§ Exercise instructions:
Work out how many lines of the listing hold the string "должны", then answer with that number and nothing else.

---------------

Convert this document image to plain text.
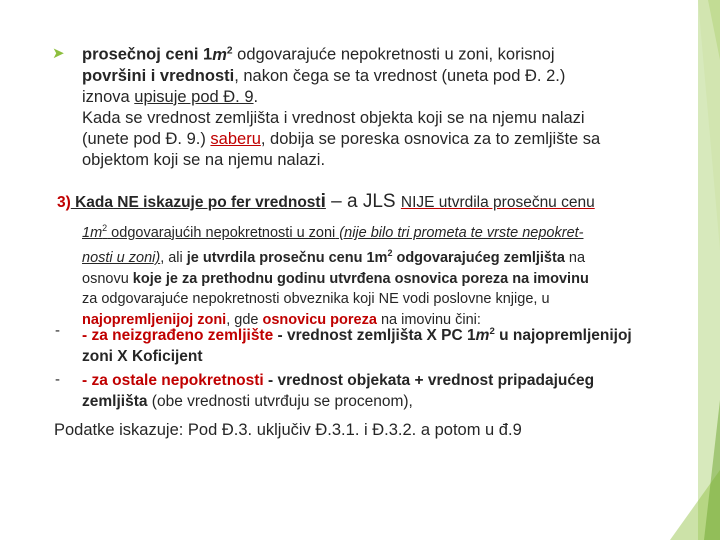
➤ prosečnoj ceni $1m^2$ odgovarajuće nepokretnosti u zoni, korisnoj
površini i vrednosti, nakon čega se ta vrednost (uneta pod Đ. 2.)
iznova upisuje pod Đ. 9.
Kada se vrednost zemljišta i vrednost objekta koji se na njemu nalazi
(unete pod Đ. 9.) saberu, dobija se poreska osnovica za to zemljište sa
objektom koji se na njemu nalazi.
3) Kada NE iskazuje po fer vrednosti – a JLS NIJE utvrdila prosečnu cenu
$1m^2$ odgovarajućih nepokretnosti u zoni (nije bilo tri prometa te vrste nepokret-
nosti u zoni), ali je utvrdila prosečnu cenu $1m^2$ odgovarajućeg zemljišta na
osnovu koje je za prethodnu godinu utvrđena osnovica poreza na imovinu
za odgovarajuće nepokretnosti obveznika koji NE vodi poslovne knjige, u
najopremljenijoj zoni, gde osnovicu poreza na imovinu čini:
- - za neizgrađeno zemljište - vrednost zemljišta X PC $1m^2$ u najopremljenijoj
zoni X Koficijent
- - za ostale nepokretnosti - vrednost objekata + vrednost pripadajućeg
zemljišta (obe vrednosti utvrđuju se procenom),
Podatke iskazuje: Pod Đ.3. uključiv Đ.3.1. i Đ.3.2. a potom u đ.9
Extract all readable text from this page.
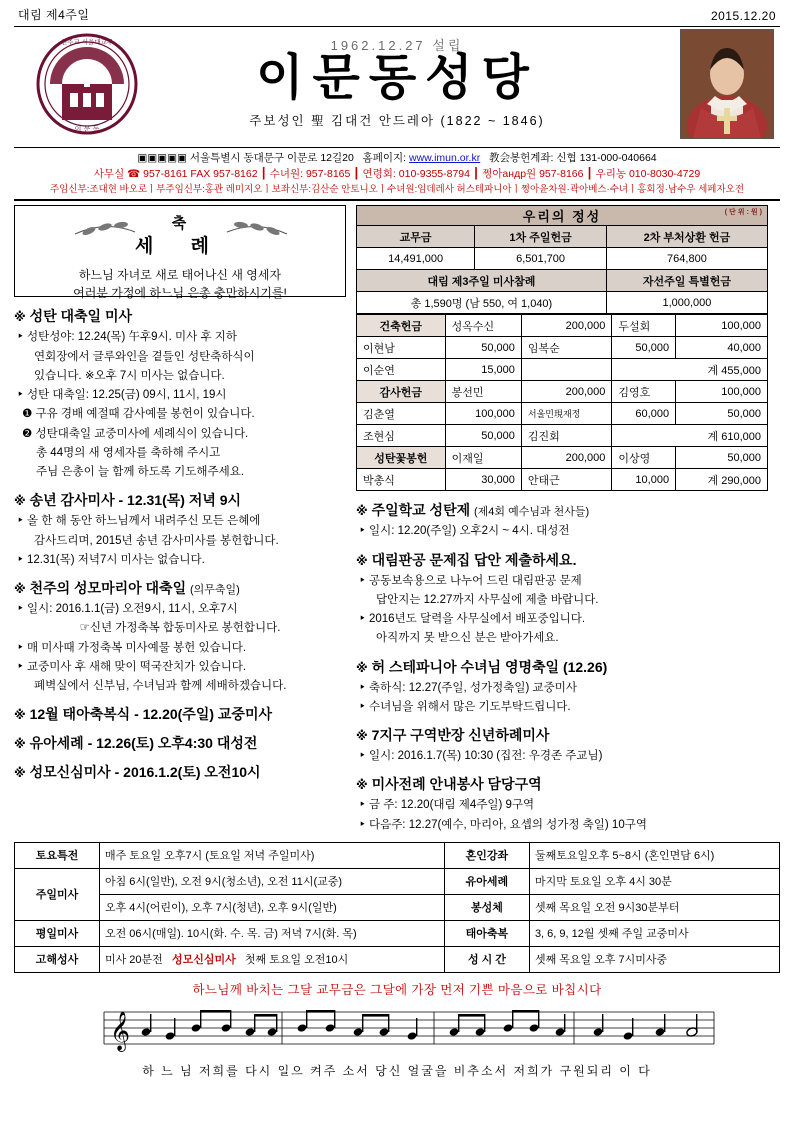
대림 제4주일	2015.12.20
이 문 동
천주교 서울대교구	1962.12.27 설립
이문동성당
주보성인 聖 김대건 안드레아 (1822 ~ 1846)
▣▣▣▣▣ 서울특별시 동대문구 이문로 12길20 홈페이지: www.imun.or.kr 教会봉헌계좌: 신협 131-000-040664
사무실 ☎ 957-8161 FAX 957-8162 ┃ 수녀원: 957-8165 ┃ 연령회: 010-9355-8794 ┃ 쩡아андр원 957-8166 ┃ 우리농 010-8030-4729
주임신부:조대현 바오로ㅣ부주임신부:홍관 레미지오ㅣ보좌신부:김산순 안토니오ㅣ수녀원:임데레사 허스테파니아ㅣ쩡아윤차원·곽아베스·수녀ㅣ홍회정·남수우 세페자오전
축
세 례
하느님 자녀로 새로 태어나신 새 영세자
여러분 가정에 하느님 은총 충만하시기를!
※ 성탄 대축일 미사
‣ 성탄성야: 12.24(목) 午후9시. 미사 후 지하
연회장에서 글루와인을 곁들인 성탄축하식이
있습니다. ※오후 7시 미사는 없습니다.
‣ 성탄 대축일: 12.25(금) 09시, 11시, 19시
❶ 구유 경배 예절때 감사예물 봉헌이 있습니다.
❷ 성탄대축일 교중미사에 세례식이 있습니다.
총 44명의 새 영세자를 축하해 주시고
주님 은총이 늘 함께 하도록 기도해주세요.
※ 송년 감사미사 - 12.31(목) 저녁 9시
‣ 올 한 해 동안 하느님께서 내려주신 모든 은혜에
감사드리며, 2015년 송년 감사미사를 봉헌합니다.
‣ 12.31(목) 저녁7시 미사는 없습니다.
※ 천주의 성모마리아 대축일 (의무축일)
‣ 일시: 2016.1.1(금) 오전9시, 11시, 오후7시
☞ 신년 가정축복 합동미사로 봉헌합니다.
‣ 매 미사때 가정축복 미사예물 봉헌 있습니다.
‣ 교중미사 후 새해 맞이 떡국잔치가 있습니다.
폐벽실에서 신부님, 수녀님과 함께 세배하겠습니다.
※ 12월 태아축복식 - 12.20(주일) 교중미사
※ 유아세례 - 12.26(토) 오후4:30 대성전
※ 성모신심미사 - 2016.1.2(토) 오전10시
우리의 정성	(단위:원)
교무금	1차 주일헌금	2차 부처상환 헌금
14,491,000	6,501,700	764,800
대림 제3주일 미사참례		자선주일 특별헌금
총 1,590명 (남 550, 여 1,040)		1,000,000
건축헌금	성옥수신	200,000	두설회	100,000
이현남	50,000	임복순	50,000	40,000
이순연	15,000		계 455,000	
감사헌금	봉선민	200,000	김영호	100,000
김춘열	100,000	서울민現재정	60,000	50,000
조현심	50,000	김진회	계 610,000	
성탄꽃봉헌	이재일	200,000	이상영	50,000
박총식	30,000	안태근	10,000	계 290,000
※ 주일학교 성탄제 (제4회 예수님과 천사들)
‣ 일시: 12.20(주일) 오후2시 ~ 4시. 대성전
※ 대림판공 문제집 답안 제출하세요.
‣ 공동보속용으로 나누어 드린 대림판공 문제
답안지는 12.27까지 사무실에 제출 바랍니다.
‣ 2016년도 달력을 사무실에서 배포중입니다.
아직까지 못 받으신 분은 받아가세요.
※ 허 스테파니아 수녀님 영명축일 (12.26)
‣ 축하식: 12.27(주일, 성가정축일) 교중미사
‣ 수녀님을 위해서 많은 기도부탁드립니다.
※ 7지구 구역반장 신년하례미사
‣ 일시: 2016.1.7(목) 10:30 (집전: 우경존 주교님)
※ 미사전례 안내봉사 담당구역
‣ 금 주: 12.20(대림 제4주일) 9구역
‣ 다음주: 12.27(예수, 마리아, 요셉의 성가정 축일) 10구역
토요특전	매주 토요일 오후7시 (토요일 저녁 주일미사)	혼인강좌	둘째토요일오후 5~8시 (혼인면담 6시)
주일미사	아침 6시(일반), 오전 9시(청소년), 오전 11시(교중)	유아세례	마지막 토요일 오후 4시 30분
	오후 4시(어린이), 오후 7시(청년), 오후 9시(일반)	봉성체	셋째 목요일 오전 9시30분부터
평일미사	오전 06시(매일). 10시(화. 수. 목. 금) 저녁 7시(화. 목)	태아축복	3, 6, 9, 12월 셋째 주일 교중미사
고해성사	미사 20분전   성모신심미사   첫째 토요일 오전10시	성 시 간	셋째 목요일 오후 7시미사중
하느님께 바치는 그달 교무금은 그달에 가장 먼저 기쁜 마음으로 바칩시다
𝄞
하 느 님 저희를 다시 일으 켜주 소서 당신 얼굴을 비추소서 저희가 구원되리 이 다
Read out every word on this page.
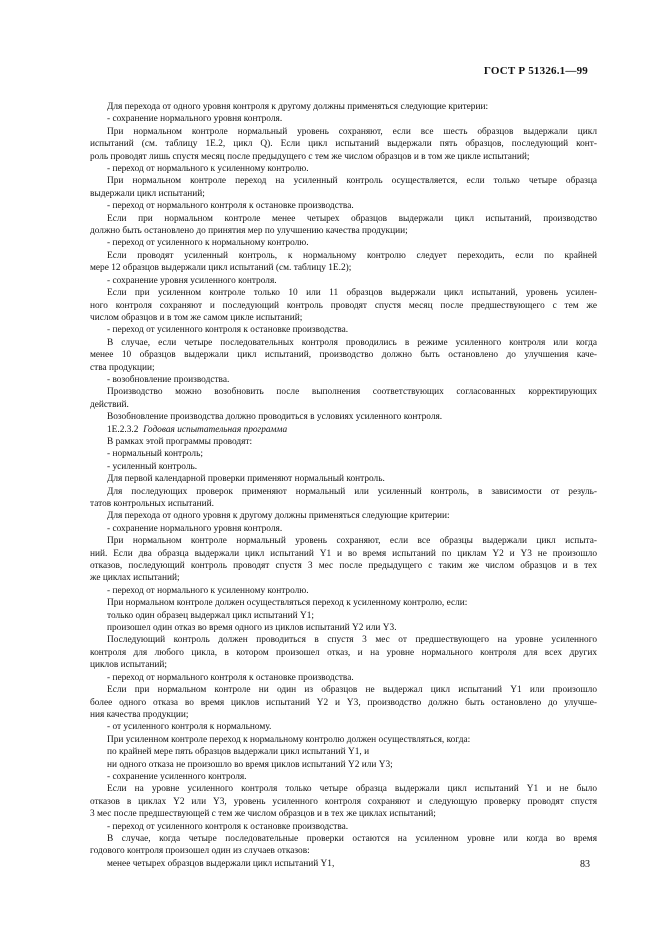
ГОСТ Р 51326.1—99
Для перехода от одного уровня контроля к другому должны применяться следующие критерии:
- сохранение нормального уровня контроля.
При нормальном контроле нормальный уровень сохраняют, если все шесть образцов выдержали цикл
испытаний (см. таблицу 1Е.2, цикл Q). Если цикл испытаний выдержали пять образцов, последующий конт-
роль проводят лишь спустя месяц после предыдущего с тем же числом образцов и в том же цикле испытаний;
- переход от нормального к усиленному контролю.
При нормальном контроле переход на усиленный контроль осуществляется, если только четыре образца
выдержали цикл испытаний;
- переход от нормального контроля к остановке производства.
Если при нормальном контроле менее четырех образцов выдержали цикл испытаний, производство
должно быть остановлено до принятия мер по улучшению качества продукции;
- переход от усиленного к нормальному контролю.
Если проводят усиленный контроль, к нормальному контролю следует переходить, если по крайней
мере 12 образцов выдержали цикл испытаний (см. таблицу 1Е.2);
- сохранение уровня усиленного контроля.
Если при усиленном контроле только 10 или 11 образцов выдержали цикл испытаний, уровень усилен-
ного контроля сохраняют и последующий контроль проводят спустя месяц после предшествующего с тем же
числом образцов и в том же самом цикле испытаний;
- переход от усиленного контроля к остановке производства.
В случае, если четыре последовательных контроля проводились в режиме усиленного контроля или когда
менее 10 образцов выдержали цикл испытаний, производство должно быть остановлено до улучшения каче-
ства продукции;
- возобновление производства.
Производство можно возобновить после выполнения соответствующих согласованных корректирующих
действий.
Возобновление производства должно проводиться в условиях усиленного контроля.
1Е.2.3.2 Годовая испытательная программа
В рамках этой программы проводят:
- нормальный контроль;
- усиленный контроль.
Для первой календарной проверки применяют нормальный контроль.
Для последующих проверок применяют нормальный или усиленный контроль, в зависимости от резуль-
татов контрольных испытаний.
Для перехода от одного уровня к другому должны применяться следующие критерии:
- сохранение нормального уровня контроля.
При нормальном контроле нормальный уровень сохраняют, если все образцы выдержали цикл испыта-
ний. Если два образца выдержали цикл испытаний Y1 и во время испытаний по циклам Y2 и Y3 не произошло
отказов, последующий контроль проводят спустя 3 мес после предыдущего с таким же числом образцов и в тех
же циклах испытаний;
- переход от нормального к усиленному контролю.
При нормальном контроле должен осуществляться переход к усиленному контролю, если:
только один образец выдержал цикл испытаний Y1;
произошел один отказ во время одного из циклов испытаний Y2 или Y3.
Последующий контроль должен проводиться в спустя 3 мес от предшествующего на уровне усиленного
контроля для любого цикла, в котором произошел отказ, и на уровне нормального контроля для всех других
циклов испытаний;
- переход от нормального контроля к остановке производства.
Если при нормальном контроле ни один из образцов не выдержал цикл испытаний Y1 или произошло
более одного отказа во время циклов испытаний Y2 и Y3, производство должно быть остановлено до улучше-
ния качества продукции;
- от усиленного контроля к нормальному.
При усиленном контроле переход к нормальному контролю должен осуществляться, когда:
по крайней мере пять образцов выдержали цикл испытаний Y1, и
ни одного отказа не произошло во время циклов испытаний Y2 или Y3;
- сохранение усиленного контроля.
Если на уровне усиленного контроля только четыре образца выдержали цикл испытаний Y1 и не было
отказов в циклах Y2 или Y3, уровень усиленного контроля сохраняют и следующую проверку проводят спустя
3 мес после предшествующей с тем же числом образцов и в тех же циклах испытаний;
- переход от усиленного контроля к остановке производства.
В случае, когда четыре последовательные проверки остаются на усиленном уровне или когда во время
годового контроля произошел один из случаев отказов:
менее четырех образцов выдержали цикл испытаний Y1,	83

---------------

§ Response to the exercise:
2